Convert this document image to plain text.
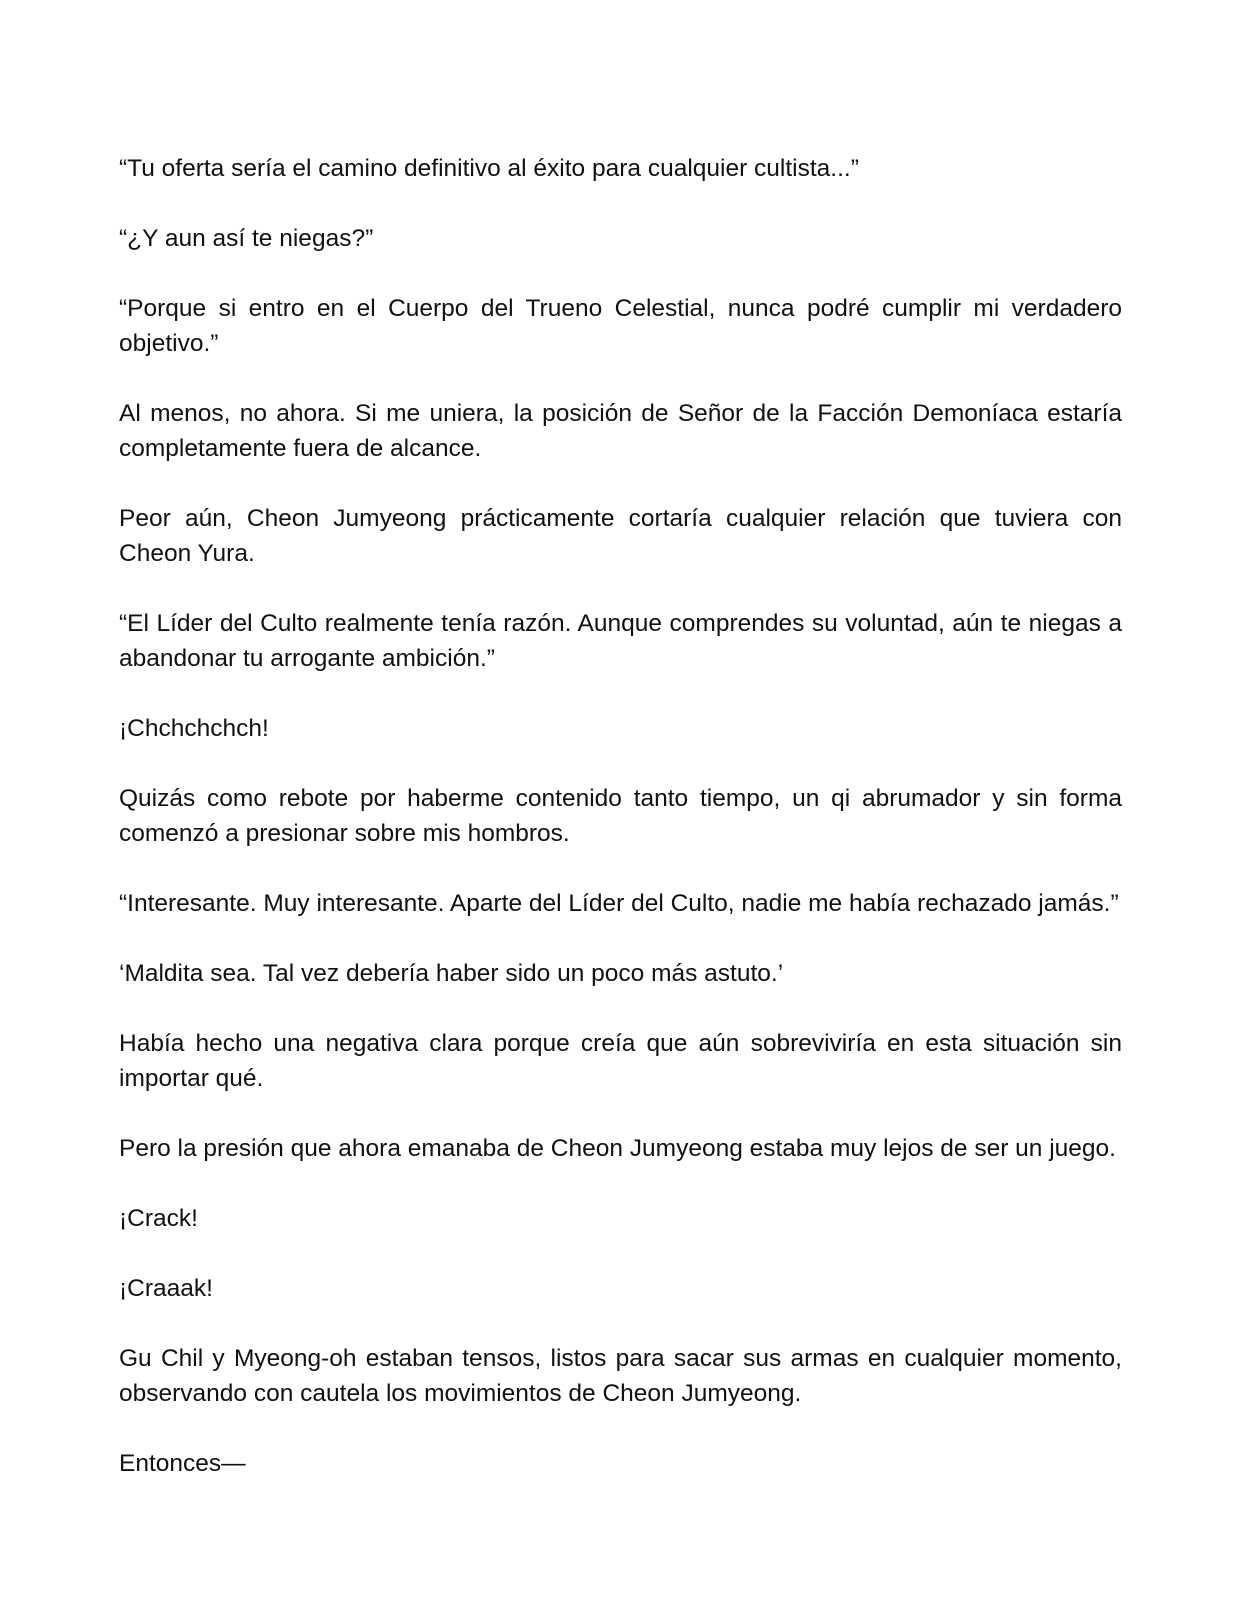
“Tu oferta sería el camino definitivo al éxito para cualquier cultista...”

“¿Y aun así te niegas?”

“Porque si entro en el Cuerpo del Trueno Celestial, nunca podré cumplir mi verdadero objetivo.”

Al menos, no ahora. Si me uniera, la posición de Señor de la Facción Demoníaca estaría completamente fuera de alcance.

Peor aún, Cheon Jumyeong prácticamente cortaría cualquier relación que tuviera con Cheon Yura.

“El Líder del Culto realmente tenía razón. Aunque comprendes su voluntad, aún te niegas a abandonar tu arrogante ambición.”

¡Chchchchch!

Quizás como rebote por haberme contenido tanto tiempo, un qi abrumador y sin forma comenzó a presionar sobre mis hombros.

“Interesante. Muy interesante. Aparte del Líder del Culto, nadie me había rechazado jamás.”

‘Maldita sea. Tal vez debería haber sido un poco más astuto.’

Había hecho una negativa clara porque creía que aún sobreviviría en esta situación sin importar qué.

Pero la presión que ahora emanaba de Cheon Jumyeong estaba muy lejos de ser un juego.

¡Crack!

¡Craaak!

Gu Chil y Myeong-oh estaban tensos, listos para sacar sus armas en cualquier momento, observando con cautela los movimientos de Cheon Jumyeong.

Entonces—
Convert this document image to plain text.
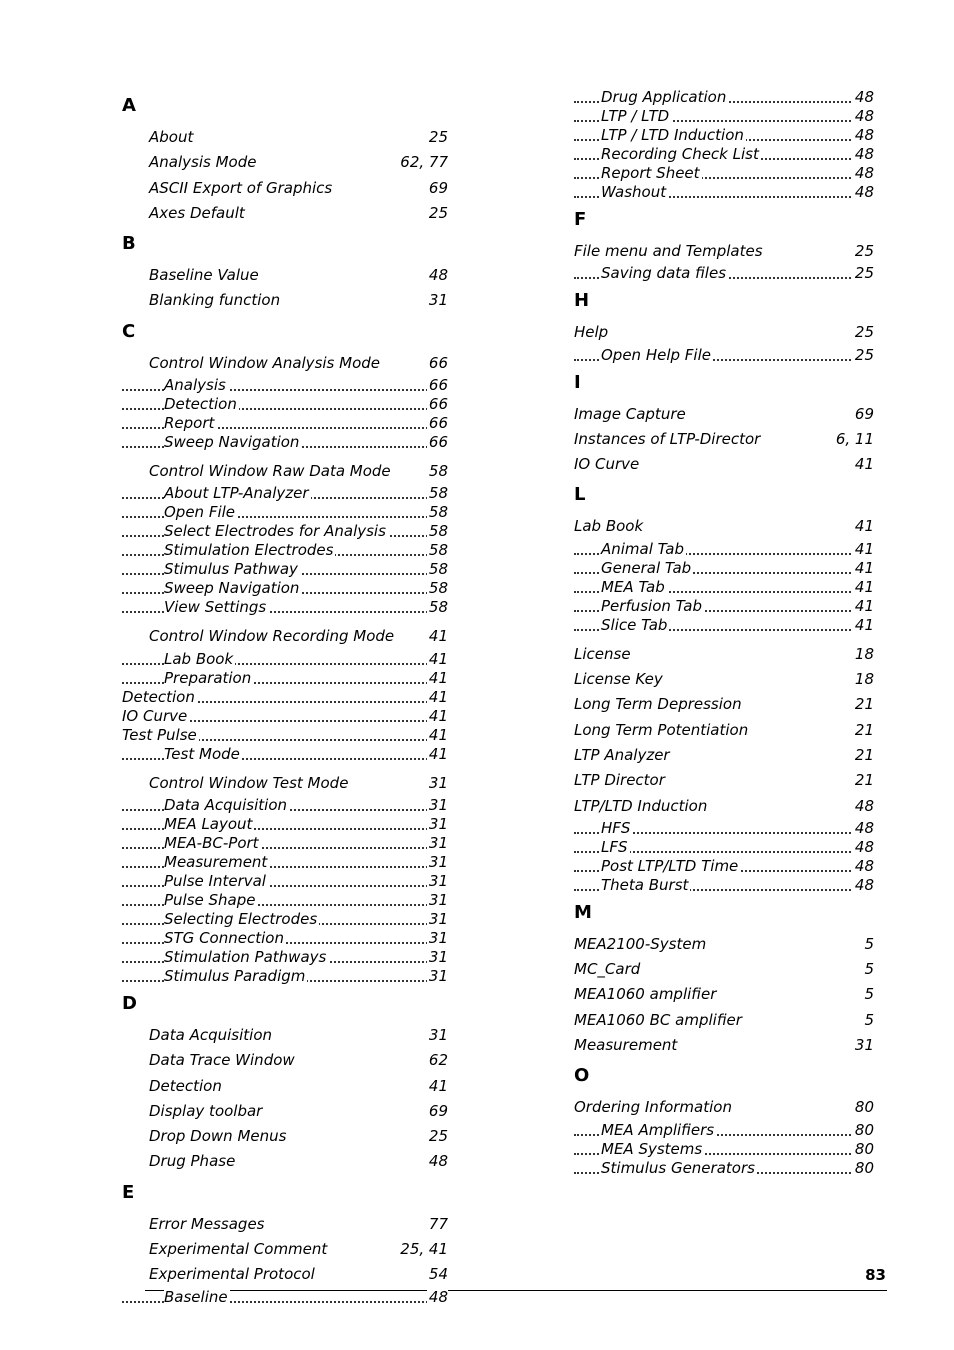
A
About	25
Analysis Mode	62, 77
ASCII Export of Graphics	69
Axes Default	25
B
Baseline Value	48
Blanking function	31
C
Control Window Analysis Mode	66
Analysis	66
Detection	66
Report	66
Sweep Navigation	66
Control Window Raw Data Mode	58
About LTP-Analyzer	58
Open File	58
Select Electrodes for Analysis	58
Stimulation Electrodes	58
Stimulus Pathway	58
Sweep Navigation	58
View Settings	58
Control Window Recording Mode 41
Lab Book	41
Preparation	41
Detection	41
IO Curve	41
Test Pulse	41
Test Mode	41
Control Window Test Mode	31
Data Acquisition	31
MEA Layout	31
MEA-BC-Port	31
Measurement	31
Pulse Interval	31
Pulse Shape	31
Selecting Electrodes	31
STG Connection	31
Stimulation Pathways	31
Stimulus Paradigm	31
D
Data Acquisition	31
Data Trace Window	62
Detection	41
Display toolbar	69
Drop Down Menus	25
Drug Phase	48
E
Error Messages	77
Experimental Comment	25, 41
Experimental Protocol	54
Baseline	48
Drug Application	48
LTP / LTD	48
LTP / LTD Induction	48
Recording Check List	48
Report Sheet	48
Washout	48
F
File menu and Templates	25
Saving data files	25
H
Help	25
Open Help File	25
I
Image Capture	69
Instances of LTP-Director	6, 11
IO Curve	41
L
Lab Book	41
Animal Tab	41
General Tab	41
MEA Tab	41
Perfusion Tab	41
Slice Tab	41
License	18
License Key	18
Long Term Depression	21
Long Term Potentiation	21
LTP Analyzer	21
LTP Director	21
LTP/LTD Induction	48
HFS	48
LFS	48
Post LTP/LTD Time	48
Theta Burst	48
M
MEA2100-System	5
MC_Card	5
MEA1060 amplifier	5
MEA1060 BC amplifier	5
Measurement	31
O
Ordering Information	80
MEA Amplifiers	80
MEA Systems	80
Stimulus Generators	80
83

● ● ●

## What is needed:
Go through the entries above and print each one exactly, minus the pictures.

## Reply to the task:
Convert this document image to plain text.
“Tu oferta sería el camino definitivo al éxito para cualquier cultista...”

“¿Y aun así te niegas?”

“Porque si entro en el Cuerpo del Trueno Celestial, nunca podré cumplir mi verdadero objetivo.”

Al menos, no ahora. Si me uniera, la posición de Señor de la Facción Demoníaca estaría completamente fuera de alcance.

Peor aún, Cheon Jumyeong prácticamente cortaría cualquier relación que tuviera con Cheon Yura.

“El Líder del Culto realmente tenía razón. Aunque comprendes su voluntad, aún te niegas a abandonar tu arrogante ambición.”

¡Chchchchch!

Quizás como rebote por haberme contenido tanto tiempo, un qi abrumador y sin forma comenzó a presionar sobre mis hombros.

“Interesante. Muy interesante. Aparte del Líder del Culto, nadie me había rechazado jamás.”

‘Maldita sea. Tal vez debería haber sido un poco más astuto.’

Había hecho una negativa clara porque creía que aún sobreviviría en esta situación sin importar qué.

Pero la presión que ahora emanaba de Cheon Jumyeong estaba muy lejos de ser un juego.

¡Crack!

¡Craaak!

Gu Chil y Myeong-oh estaban tensos, listos para sacar sus armas en cualquier momento, observando con cautela los movimientos de Cheon Jumyeong.

Entonces—
Convert this document image to plain text.
A
About	25
Analysis Mode	62, 77
ASCII Export of Graphics	69
Axes Default	25
B
Baseline Value	48
Blanking function	31
C
Control Window Analysis Mode	66
Analysis	66
Detection	66
Report	66
Sweep Navigation	66
Control Window Raw Data Mode	58
About LTP-Analyzer	58
Open File	58
Select Electrodes for Analysis	58
Stimulation Electrodes	58
Stimulus Pathway	58
Sweep Navigation	58
View Settings	58
Control Window Recording Mode 41
Lab Book	41
Preparation	41
Detection	41
IO Curve	41
Test Pulse	41
Test Mode	41
Control Window Test Mode	31
Data Acquisition	31
MEA Layout	31
MEA-BC-Port	31
Measurement	31
Pulse Interval	31
Pulse Shape	31
Selecting Electrodes	31
STG Connection	31
Stimulation Pathways	31
Stimulus Paradigm	31
D
Data Acquisition	31
Data Trace Window	62
Detection	41
Display toolbar	69
Drop Down Menus	25
Drug Phase	48
E
Error Messages	77
Experimental Comment	25, 41
Experimental Protocol	54
Baseline	48
Drug Application	48
LTP / LTD	48
LTP / LTD Induction	48
Recording Check List	48
Report Sheet	48
Washout	48
F
File menu and Templates	25
Saving data files	25
H
Help	25
Open Help File	25
I
Image Capture	69
Instances of LTP-Director	6, 11
IO Curve	41
L
Lab Book	41
Animal Tab	41
General Tab	41
MEA Tab	41
Perfusion Tab	41
Slice Tab	41
License	18
License Key	18
Long Term Depression	21
Long Term Potentiation	21
LTP Analyzer	21
LTP Director	21
LTP/LTD Induction	48
HFS	48
LFS	48
Post LTP/LTD Time	48
Theta Burst	48
M
MEA2100-System	5
MC_Card	5
MEA1060 amplifier	5
MEA1060 BC amplifier	5
Measurement	31
O
Ordering Information	80
MEA Amplifiers	80
MEA Systems	80
Stimulus Generators	80
83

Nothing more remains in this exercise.